## What you need to do
Each entry below should be written out exactly as it is, with no pictures.

## Records to use
— start —
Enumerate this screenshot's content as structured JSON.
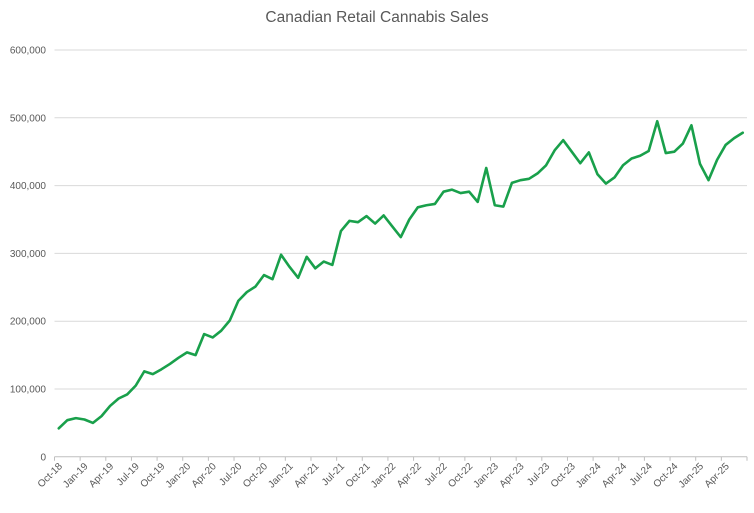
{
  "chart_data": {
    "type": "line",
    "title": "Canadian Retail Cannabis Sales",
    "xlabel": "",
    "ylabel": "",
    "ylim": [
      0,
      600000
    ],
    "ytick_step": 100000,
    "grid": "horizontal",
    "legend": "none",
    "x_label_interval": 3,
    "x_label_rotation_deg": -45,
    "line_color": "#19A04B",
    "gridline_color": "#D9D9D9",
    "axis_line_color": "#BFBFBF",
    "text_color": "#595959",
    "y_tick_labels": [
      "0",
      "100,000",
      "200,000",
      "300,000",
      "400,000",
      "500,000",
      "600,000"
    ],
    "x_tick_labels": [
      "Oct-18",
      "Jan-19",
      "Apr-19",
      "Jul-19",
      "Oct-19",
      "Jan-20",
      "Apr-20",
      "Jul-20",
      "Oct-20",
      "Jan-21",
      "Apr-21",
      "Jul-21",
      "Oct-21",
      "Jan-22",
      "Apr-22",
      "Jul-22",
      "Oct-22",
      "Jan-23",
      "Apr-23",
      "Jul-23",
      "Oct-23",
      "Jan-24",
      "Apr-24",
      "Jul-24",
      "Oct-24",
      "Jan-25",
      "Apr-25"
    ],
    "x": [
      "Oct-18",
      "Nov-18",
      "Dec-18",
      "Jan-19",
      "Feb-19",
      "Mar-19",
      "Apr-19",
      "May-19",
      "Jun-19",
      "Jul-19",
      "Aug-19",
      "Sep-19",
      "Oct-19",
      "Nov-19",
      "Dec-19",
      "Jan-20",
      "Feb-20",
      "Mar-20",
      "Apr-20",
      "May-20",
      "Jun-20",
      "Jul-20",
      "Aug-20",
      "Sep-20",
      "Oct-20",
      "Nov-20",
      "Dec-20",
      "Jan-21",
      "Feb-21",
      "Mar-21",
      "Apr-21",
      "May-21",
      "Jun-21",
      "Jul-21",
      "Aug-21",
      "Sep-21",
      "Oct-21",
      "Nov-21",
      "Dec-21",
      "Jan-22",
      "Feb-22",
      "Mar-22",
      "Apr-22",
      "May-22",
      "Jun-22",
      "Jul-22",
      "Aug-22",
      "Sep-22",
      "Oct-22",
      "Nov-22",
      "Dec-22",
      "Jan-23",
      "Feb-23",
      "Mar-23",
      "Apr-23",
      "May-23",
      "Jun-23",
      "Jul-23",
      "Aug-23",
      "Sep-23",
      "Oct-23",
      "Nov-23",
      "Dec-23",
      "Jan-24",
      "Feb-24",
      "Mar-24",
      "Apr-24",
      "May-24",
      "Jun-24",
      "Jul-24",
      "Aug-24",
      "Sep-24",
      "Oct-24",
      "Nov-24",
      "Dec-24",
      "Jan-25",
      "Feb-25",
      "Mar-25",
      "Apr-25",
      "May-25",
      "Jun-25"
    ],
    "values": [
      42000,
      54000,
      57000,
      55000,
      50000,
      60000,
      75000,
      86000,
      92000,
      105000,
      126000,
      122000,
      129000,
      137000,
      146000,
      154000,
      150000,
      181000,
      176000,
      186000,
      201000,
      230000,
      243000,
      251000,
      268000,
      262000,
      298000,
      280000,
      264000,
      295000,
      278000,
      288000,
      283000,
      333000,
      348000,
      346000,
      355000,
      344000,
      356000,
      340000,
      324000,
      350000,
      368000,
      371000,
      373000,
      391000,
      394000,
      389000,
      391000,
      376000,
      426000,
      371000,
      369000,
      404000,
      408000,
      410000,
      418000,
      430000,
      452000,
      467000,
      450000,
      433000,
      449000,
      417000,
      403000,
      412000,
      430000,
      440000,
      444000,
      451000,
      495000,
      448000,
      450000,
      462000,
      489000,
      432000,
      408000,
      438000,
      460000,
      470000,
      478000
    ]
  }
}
— end —
## Output of the exercise
Enumerate this screenshot's content as structured JSON.
{
  "chart_data": {
    "type": "line",
    "title": "Canadian Retail Cannabis Sales",
    "xlabel": "",
    "ylabel": "",
    "ylim": [
      0,
      600000
    ],
    "ytick_step": 100000,
    "grid": "horizontal",
    "legend": "none",
    "x_label_interval": 3,
    "x_label_rotation_deg": -45,
    "line_color": "#19A04B",
    "gridline_color": "#D9D9D9",
    "axis_line_color": "#BFBFBF",
    "text_color": "#595959",
    "y_tick_labels": [
      "0",
      "100,000",
      "200,000",
      "300,000",
      "400,000",
      "500,000",
      "600,000"
    ],
    "x_tick_labels": [
      "Oct-18",
      "Jan-19",
      "Apr-19",
      "Jul-19",
      "Oct-19",
      "Jan-20",
      "Apr-20",
      "Jul-20",
      "Oct-20",
      "Jan-21",
      "Apr-21",
      "Jul-21",
      "Oct-21",
      "Jan-22",
      "Apr-22",
      "Jul-22",
      "Oct-22",
      "Jan-23",
      "Apr-23",
      "Jul-23",
      "Oct-23",
      "Jan-24",
      "Apr-24",
      "Jul-24",
      "Oct-24",
      "Jan-25",
      "Apr-25"
    ],
    "x": [
      "Oct-18",
      "Nov-18",
      "Dec-18",
      "Jan-19",
      "Feb-19",
      "Mar-19",
      "Apr-19",
      "May-19",
      "Jun-19",
      "Jul-19",
      "Aug-19",
      "Sep-19",
      "Oct-19",
      "Nov-19",
      "Dec-19",
      "Jan-20",
      "Feb-20",
      "Mar-20",
      "Apr-20",
      "May-20",
      "Jun-20",
      "Jul-20",
      "Aug-20",
      "Sep-20",
      "Oct-20",
      "Nov-20",
      "Dec-20",
      "Jan-21",
      "Feb-21",
      "Mar-21",
      "Apr-21",
      "May-21",
      "Jun-21",
      "Jul-21",
      "Aug-21",
      "Sep-21",
      "Oct-21",
      "Nov-21",
      "Dec-21",
      "Jan-22",
      "Feb-22",
      "Mar-22",
      "Apr-22",
      "May-22",
      "Jun-22",
      "Jul-22",
      "Aug-22",
      "Sep-22",
      "Oct-22",
      "Nov-22",
      "Dec-22",
      "Jan-23",
      "Feb-23",
      "Mar-23",
      "Apr-23",
      "May-23",
      "Jun-23",
      "Jul-23",
      "Aug-23",
      "Sep-23",
      "Oct-23",
      "Nov-23",
      "Dec-23",
      "Jan-24",
      "Feb-24",
      "Mar-24",
      "Apr-24",
      "May-24",
      "Jun-24",
      "Jul-24",
      "Aug-24",
      "Sep-24",
      "Oct-24",
      "Nov-24",
      "Dec-24",
      "Jan-25",
      "Feb-25",
      "Mar-25",
      "Apr-25",
      "May-25",
      "Jun-25"
    ],
    "values": [
      42000,
      54000,
      57000,
      55000,
      50000,
      60000,
      75000,
      86000,
      92000,
      105000,
      126000,
      122000,
      129000,
      137000,
      146000,
      154000,
      150000,
      181000,
      176000,
      186000,
      201000,
      230000,
      243000,
      251000,
      268000,
      262000,
      298000,
      280000,
      264000,
      295000,
      278000,
      288000,
      283000,
      333000,
      348000,
      346000,
      355000,
      344000,
      356000,
      340000,
      324000,
      350000,
      368000,
      371000,
      373000,
      391000,
      394000,
      389000,
      391000,
      376000,
      426000,
      371000,
      369000,
      404000,
      408000,
      410000,
      418000,
      430000,
      452000,
      467000,
      450000,
      433000,
      449000,
      417000,
      403000,
      412000,
      430000,
      440000,
      444000,
      451000,
      495000,
      448000,
      450000,
      462000,
      489000,
      432000,
      408000,
      438000,
      460000,
      470000,
      478000
    ]
  }
}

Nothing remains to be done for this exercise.